--- What to produce ---
Below are the records; reproduce all of them exactly but without any images.

[Extracted data entries]
BEGIN

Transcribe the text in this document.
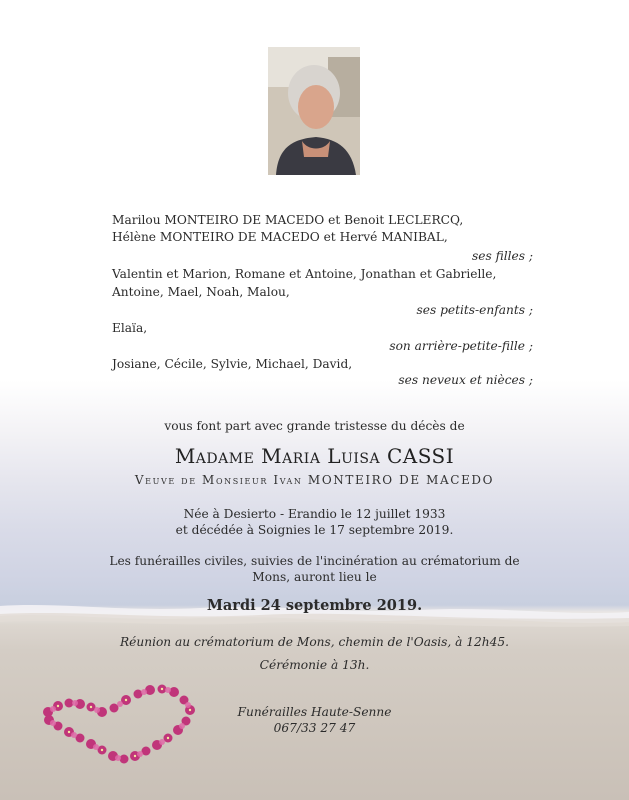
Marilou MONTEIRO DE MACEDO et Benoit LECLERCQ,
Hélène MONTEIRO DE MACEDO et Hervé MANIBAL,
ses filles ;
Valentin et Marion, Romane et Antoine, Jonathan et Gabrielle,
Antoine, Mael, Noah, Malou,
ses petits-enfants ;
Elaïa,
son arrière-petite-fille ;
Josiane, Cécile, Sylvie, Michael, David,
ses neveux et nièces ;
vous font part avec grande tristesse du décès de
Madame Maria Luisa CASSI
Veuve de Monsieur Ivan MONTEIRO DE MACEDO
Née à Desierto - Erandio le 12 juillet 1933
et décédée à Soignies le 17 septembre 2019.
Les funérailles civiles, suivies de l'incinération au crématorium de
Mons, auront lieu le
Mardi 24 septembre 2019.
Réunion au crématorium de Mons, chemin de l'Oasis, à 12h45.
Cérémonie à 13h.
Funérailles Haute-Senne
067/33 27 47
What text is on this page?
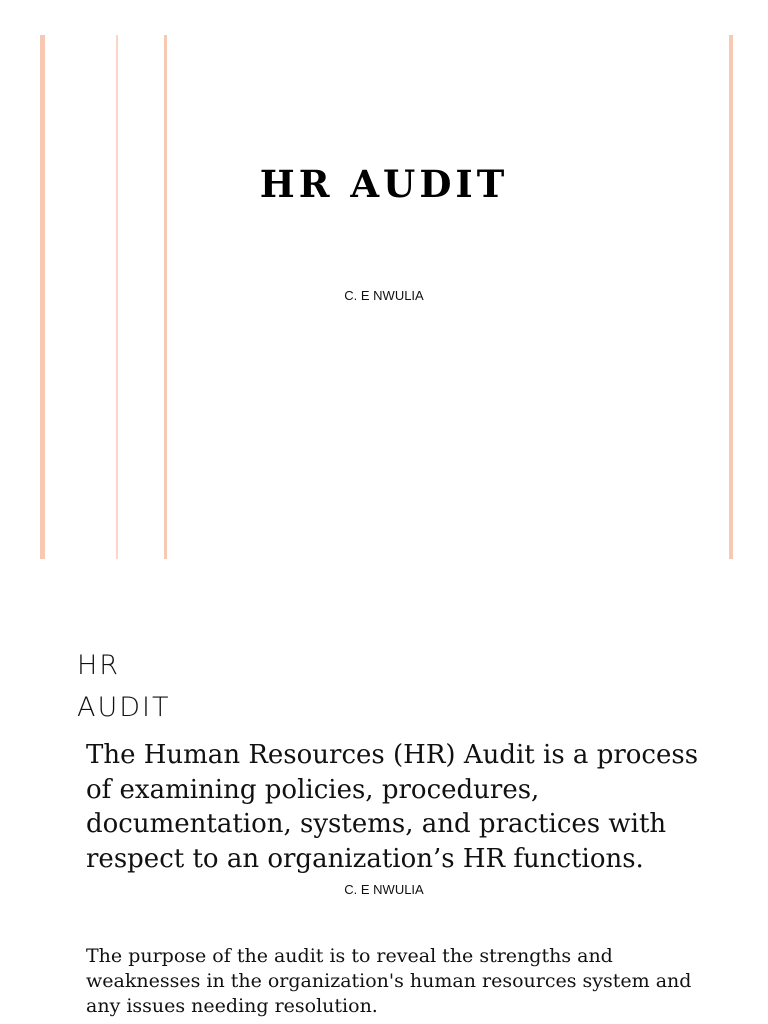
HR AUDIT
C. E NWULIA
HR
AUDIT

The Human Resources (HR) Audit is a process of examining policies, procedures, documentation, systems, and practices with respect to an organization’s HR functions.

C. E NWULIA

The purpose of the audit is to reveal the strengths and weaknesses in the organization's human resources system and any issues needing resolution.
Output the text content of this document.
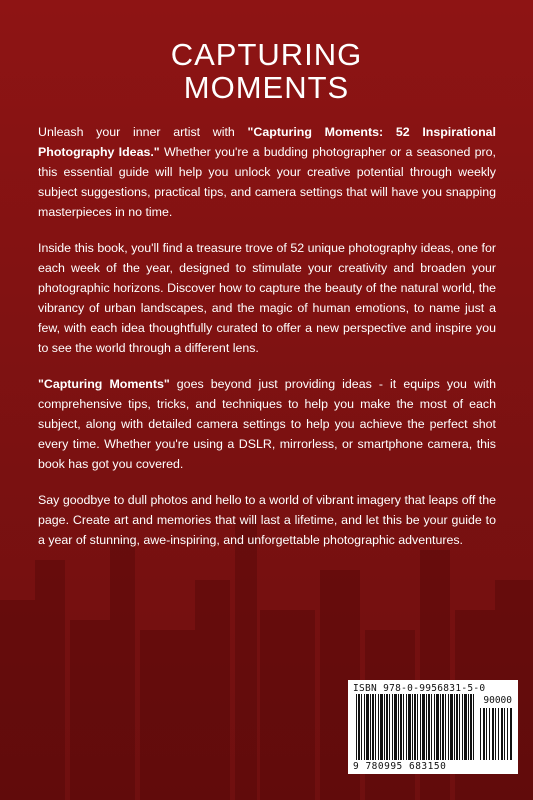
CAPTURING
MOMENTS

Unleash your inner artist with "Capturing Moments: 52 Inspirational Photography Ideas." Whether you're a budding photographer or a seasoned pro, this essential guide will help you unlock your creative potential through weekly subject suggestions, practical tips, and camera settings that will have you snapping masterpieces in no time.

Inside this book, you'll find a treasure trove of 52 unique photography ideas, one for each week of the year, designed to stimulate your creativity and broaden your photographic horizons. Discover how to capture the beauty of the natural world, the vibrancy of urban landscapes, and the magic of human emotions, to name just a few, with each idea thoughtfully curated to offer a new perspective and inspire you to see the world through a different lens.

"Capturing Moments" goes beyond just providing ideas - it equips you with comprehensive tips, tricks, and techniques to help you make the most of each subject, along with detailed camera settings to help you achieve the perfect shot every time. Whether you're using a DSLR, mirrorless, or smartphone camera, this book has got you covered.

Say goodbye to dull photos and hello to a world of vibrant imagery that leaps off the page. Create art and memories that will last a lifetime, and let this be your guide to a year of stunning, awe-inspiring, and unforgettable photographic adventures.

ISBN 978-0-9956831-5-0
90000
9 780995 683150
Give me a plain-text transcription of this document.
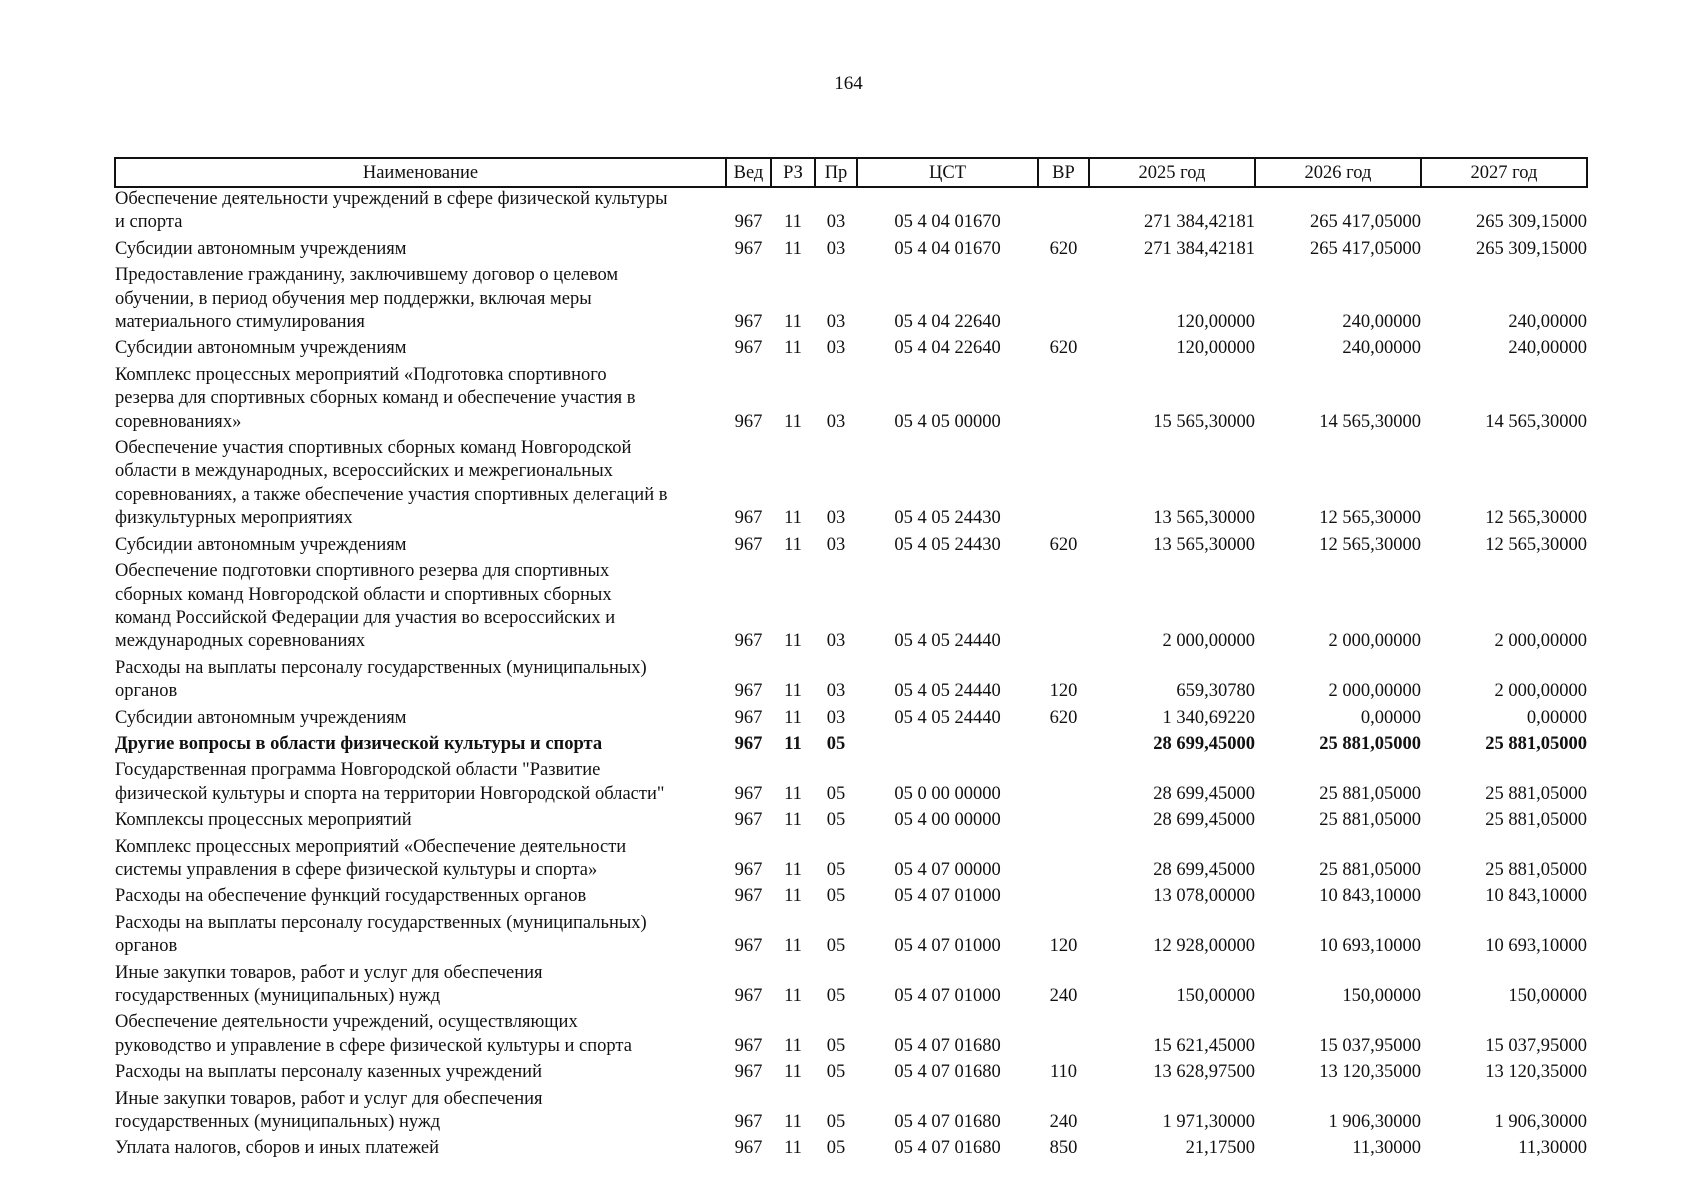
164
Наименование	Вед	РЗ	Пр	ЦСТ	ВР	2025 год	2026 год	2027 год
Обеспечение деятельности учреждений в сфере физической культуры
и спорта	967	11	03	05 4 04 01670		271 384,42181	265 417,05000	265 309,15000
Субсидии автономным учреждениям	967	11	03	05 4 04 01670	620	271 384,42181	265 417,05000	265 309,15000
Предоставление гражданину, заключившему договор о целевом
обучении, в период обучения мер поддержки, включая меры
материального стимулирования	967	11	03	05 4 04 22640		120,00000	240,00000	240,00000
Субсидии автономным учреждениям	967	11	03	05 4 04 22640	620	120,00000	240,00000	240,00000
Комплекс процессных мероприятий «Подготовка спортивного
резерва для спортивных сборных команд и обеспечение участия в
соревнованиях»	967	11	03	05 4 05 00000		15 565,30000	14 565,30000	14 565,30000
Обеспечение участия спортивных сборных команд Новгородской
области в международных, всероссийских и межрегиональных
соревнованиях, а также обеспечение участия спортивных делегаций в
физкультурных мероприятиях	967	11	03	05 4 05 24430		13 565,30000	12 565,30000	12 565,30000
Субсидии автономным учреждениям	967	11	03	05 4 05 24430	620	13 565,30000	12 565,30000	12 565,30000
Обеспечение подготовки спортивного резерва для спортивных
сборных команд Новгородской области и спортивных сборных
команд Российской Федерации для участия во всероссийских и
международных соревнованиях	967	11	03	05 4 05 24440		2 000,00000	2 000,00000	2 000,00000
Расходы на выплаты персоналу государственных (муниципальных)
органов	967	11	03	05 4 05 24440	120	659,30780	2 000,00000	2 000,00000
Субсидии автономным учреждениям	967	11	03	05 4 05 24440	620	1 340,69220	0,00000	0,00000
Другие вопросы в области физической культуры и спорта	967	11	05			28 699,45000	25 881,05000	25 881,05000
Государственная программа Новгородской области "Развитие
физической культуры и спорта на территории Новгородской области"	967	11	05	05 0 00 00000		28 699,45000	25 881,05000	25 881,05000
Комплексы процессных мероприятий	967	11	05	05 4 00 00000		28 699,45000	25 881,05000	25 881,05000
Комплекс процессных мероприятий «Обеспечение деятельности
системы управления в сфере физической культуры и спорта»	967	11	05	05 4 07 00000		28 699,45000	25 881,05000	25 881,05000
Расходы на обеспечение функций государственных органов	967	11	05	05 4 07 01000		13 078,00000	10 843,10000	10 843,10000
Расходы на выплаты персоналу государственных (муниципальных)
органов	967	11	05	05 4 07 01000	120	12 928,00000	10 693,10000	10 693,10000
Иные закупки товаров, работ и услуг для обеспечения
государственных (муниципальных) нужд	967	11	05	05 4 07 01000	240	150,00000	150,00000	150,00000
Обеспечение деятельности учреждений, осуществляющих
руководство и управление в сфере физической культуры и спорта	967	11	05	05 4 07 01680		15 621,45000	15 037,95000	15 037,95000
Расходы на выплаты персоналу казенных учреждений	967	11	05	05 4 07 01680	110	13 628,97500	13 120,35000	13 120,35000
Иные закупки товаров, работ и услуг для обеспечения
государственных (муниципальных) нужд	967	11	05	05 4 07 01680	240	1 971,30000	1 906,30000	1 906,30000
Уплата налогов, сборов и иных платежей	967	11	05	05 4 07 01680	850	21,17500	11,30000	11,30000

END

--- Written response ---
Transcribe the text in this document.
Marilou MONTEIRO DE MACEDO et Benoit LECLERCQ,
Hélène MONTEIRO DE MACEDO et Hervé MANIBAL,
ses filles ;
Valentin et Marion, Romane et Antoine, Jonathan et Gabrielle,
Antoine, Mael, Noah, Malou,
ses petits-enfants ;
Elaïa,
son arrière-petite-fille ;
Josiane, Cécile, Sylvie, Michael, David,
ses neveux et nièces ;
vous font part avec grande tristesse du décès de
Madame Maria Luisa CASSI
Veuve de Monsieur Ivan MONTEIRO DE MACEDO
Née à Desierto - Erandio le 12 juillet 1933
et décédée à Soignies le 17 septembre 2019.
Les funérailles civiles, suivies de l'incinération au crématorium de
Mons, auront lieu le
Mardi 24 septembre 2019.
Réunion au crématorium de Mons, chemin de l'Oasis, à 12h45.
Cérémonie à 13h.
Funérailles Haute-Senne
067/33 27 47
What text is on this page?
HR AUDIT
C. E NWULIA
HR
AUDIT

The Human Resources (HR) Audit is a process of examining policies, procedures, documentation, systems, and practices with respect to an organization’s HR functions.

C. E NWULIA

The purpose of the audit is to reveal the strengths and weaknesses in the organization's human resources system and any issues needing resolution.
Output the text content of this document.
CAPTURING
MOMENTS

Unleash your inner artist with "Capturing Moments: 52 Inspirational Photography Ideas." Whether you're a budding photographer or a seasoned pro, this essential guide will help you unlock your creative potential through weekly subject suggestions, practical tips, and camera settings that will have you snapping masterpieces in no time.

Inside this book, you'll find a treasure trove of 52 unique photography ideas, one for each week of the year, designed to stimulate your creativity and broaden your photographic horizons. Discover how to capture the beauty of the natural world, the vibrancy of urban landscapes, and the magic of human emotions, to name just a few, with each idea thoughtfully curated to offer a new perspective and inspire you to see the world through a different lens.

"Capturing Moments" goes beyond just providing ideas - it equips you with comprehensive tips, tricks, and techniques to help you make the most of each subject, along with detailed camera settings to help you achieve the perfect shot every time. Whether you're using a DSLR, mirrorless, or smartphone camera, this book has got you covered.

Say goodbye to dull photos and hello to a world of vibrant imagery that leaps off the page. Create art and memories that will last a lifetime, and let this be your guide to a year of stunning, awe-inspiring, and unforgettable photographic adventures.

ISBN 978-0-9956831-5-0
90000
9 780995 683150
Give me a plain-text transcription of this document.
164
Наименование	Вед	РЗ	Пр	ЦСТ	ВР	2025 год	2026 год	2027 год
Обеспечение деятельности учреждений в сфере физической культуры
и спорта	967	11	03	05 4 04 01670		271 384,42181	265 417,05000	265 309,15000
Субсидии автономным учреждениям	967	11	03	05 4 04 01670	620	271 384,42181	265 417,05000	265 309,15000
Предоставление гражданину, заключившему договор о целевом
обучении, в период обучения мер поддержки, включая меры
материального стимулирования	967	11	03	05 4 04 22640		120,00000	240,00000	240,00000
Субсидии автономным учреждениям	967	11	03	05 4 04 22640	620	120,00000	240,00000	240,00000
Комплекс процессных мероприятий «Подготовка спортивного
резерва для спортивных сборных команд и обеспечение участия в
соревнованиях»	967	11	03	05 4 05 00000		15 565,30000	14 565,30000	14 565,30000
Обеспечение участия спортивных сборных команд Новгородской
области в международных, всероссийских и межрегиональных
соревнованиях, а также обеспечение участия спортивных делегаций в
физкультурных мероприятиях	967	11	03	05 4 05 24430		13 565,30000	12 565,30000	12 565,30000
Субсидии автономным учреждениям	967	11	03	05 4 05 24430	620	13 565,30000	12 565,30000	12 565,30000
Обеспечение подготовки спортивного резерва для спортивных
сборных команд Новгородской области и спортивных сборных
команд Российской Федерации для участия во всероссийских и
международных соревнованиях	967	11	03	05 4 05 24440		2 000,00000	2 000,00000	2 000,00000
Расходы на выплаты персоналу государственных (муниципальных)
органов	967	11	03	05 4 05 24440	120	659,30780	2 000,00000	2 000,00000
Субсидии автономным учреждениям	967	11	03	05 4 05 24440	620	1 340,69220	0,00000	0,00000
Другие вопросы в области физической культуры и спорта	967	11	05			28 699,45000	25 881,05000	25 881,05000
Государственная программа Новгородской области "Развитие
физической культуры и спорта на территории Новгородской области"	967	11	05	05 0 00 00000		28 699,45000	25 881,05000	25 881,05000
Комплексы процессных мероприятий	967	11	05	05 4 00 00000		28 699,45000	25 881,05000	25 881,05000
Комплекс процессных мероприятий «Обеспечение деятельности
системы управления в сфере физической культуры и спорта»	967	11	05	05 4 07 00000		28 699,45000	25 881,05000	25 881,05000
Расходы на обеспечение функций государственных органов	967	11	05	05 4 07 01000		13 078,00000	10 843,10000	10 843,10000
Расходы на выплаты персоналу государственных (муниципальных)
органов	967	11	05	05 4 07 01000	120	12 928,00000	10 693,10000	10 693,10000
Иные закупки товаров, работ и услуг для обеспечения
государственных (муниципальных) нужд	967	11	05	05 4 07 01000	240	150,00000	150,00000	150,00000
Обеспечение деятельности учреждений, осуществляющих
руководство и управление в сфере физической культуры и спорта	967	11	05	05 4 07 01680		15 621,45000	15 037,95000	15 037,95000
Расходы на выплаты персоналу казенных учреждений	967	11	05	05 4 07 01680	110	13 628,97500	13 120,35000	13 120,35000
Иные закупки товаров, работ и услуг для обеспечения
государственных (муниципальных) нужд	967	11	05	05 4 07 01680	240	1 971,30000	1 906,30000	1 906,30000
Уплата налогов, сборов и иных платежей	967	11	05	05 4 07 01680	850	21,17500	11,30000	11,30000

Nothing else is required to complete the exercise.